▶ **Consegna**:
Scrivi il seguito del testo sui Monti Virunga e i gorilla di montagna, ripartendo subito dopo la sua ultima frase.

Al confine nord-occidentale con l’Uganda e la Repubblica Democratica del Congo, si estende una vasta area montagnosa, formata da antichi rilievi vulcanici ricoperti da una fitta vegetazione di foresta pluviale. Siamo tra i Monti Virunga, un straordinario triangolo naturalistico di rilevanza scientifica mondiale, costituito dal Parco Nazionale omonimo sul suolo congolese, dal Parco di Mgahinga in Uganda e dal Parco Nazionale dei Vulcani in territorio ruandese, così chiamato per la presenza di cinque degli otto vulcani che svettano nella regione.
E’ in quest’area, avvolta di nebbia umida, che si concentrarono gran parte delle ricerche zoologiche di Dian Fossey, che dedicò la sua intera esistenza allo studio e alla protezione di una delle più importanti comunità di gorilla di montagna (beringei beringei) esistenti al mondo, installando il proprio quartier generale nel Parco Nazionale dei Vulcani, dove perse la vita in un agguato di bracconieri.

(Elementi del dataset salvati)
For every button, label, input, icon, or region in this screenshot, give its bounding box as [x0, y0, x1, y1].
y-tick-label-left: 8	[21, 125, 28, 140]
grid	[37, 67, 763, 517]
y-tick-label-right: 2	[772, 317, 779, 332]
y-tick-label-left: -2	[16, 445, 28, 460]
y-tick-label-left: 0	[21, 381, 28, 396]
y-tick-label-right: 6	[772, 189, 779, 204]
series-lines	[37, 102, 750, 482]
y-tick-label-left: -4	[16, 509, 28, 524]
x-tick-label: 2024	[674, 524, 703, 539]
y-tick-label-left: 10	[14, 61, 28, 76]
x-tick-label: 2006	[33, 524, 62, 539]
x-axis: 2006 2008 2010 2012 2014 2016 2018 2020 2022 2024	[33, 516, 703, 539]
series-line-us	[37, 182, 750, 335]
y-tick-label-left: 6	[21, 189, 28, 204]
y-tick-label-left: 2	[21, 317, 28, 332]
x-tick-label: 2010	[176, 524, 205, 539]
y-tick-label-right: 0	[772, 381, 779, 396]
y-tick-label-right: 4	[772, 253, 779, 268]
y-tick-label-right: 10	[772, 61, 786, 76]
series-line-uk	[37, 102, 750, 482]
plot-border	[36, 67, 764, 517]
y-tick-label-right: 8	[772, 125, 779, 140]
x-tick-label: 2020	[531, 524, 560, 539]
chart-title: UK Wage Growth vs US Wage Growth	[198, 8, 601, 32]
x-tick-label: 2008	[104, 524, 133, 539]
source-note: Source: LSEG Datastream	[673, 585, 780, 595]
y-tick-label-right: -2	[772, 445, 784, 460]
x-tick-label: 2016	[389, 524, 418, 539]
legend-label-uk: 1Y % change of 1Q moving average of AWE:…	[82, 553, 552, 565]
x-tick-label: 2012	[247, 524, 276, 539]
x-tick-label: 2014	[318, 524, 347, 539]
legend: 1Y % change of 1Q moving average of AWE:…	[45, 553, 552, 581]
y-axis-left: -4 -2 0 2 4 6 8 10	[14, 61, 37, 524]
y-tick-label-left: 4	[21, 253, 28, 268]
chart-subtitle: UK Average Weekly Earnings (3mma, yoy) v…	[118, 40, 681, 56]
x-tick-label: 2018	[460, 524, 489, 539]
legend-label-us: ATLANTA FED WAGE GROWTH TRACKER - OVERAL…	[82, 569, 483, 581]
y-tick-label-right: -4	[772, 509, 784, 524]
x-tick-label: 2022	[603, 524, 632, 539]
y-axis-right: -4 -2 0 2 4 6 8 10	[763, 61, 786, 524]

▶ **Risposta**:
Resa celebre dal libro biografico e dalla pellicola hollywoodiana “Gorilla nella nebbia”, l’impresa della Fossey portò alla ribalta questa riserva ambientale, caratterizzata da una morfologia montagnosa ricoperta di foresta umida e boschi di bambù, uno degli ultimi avamposti in Africa nel suo genere, che accoglie una biodiversità estremamente ricca in flora e fauna, e di cui i gorilla “silverback” ne sono diventati l’emblema, nonché attrazione principale e fulcro nella salvaguardia di un territorio unico al mondo.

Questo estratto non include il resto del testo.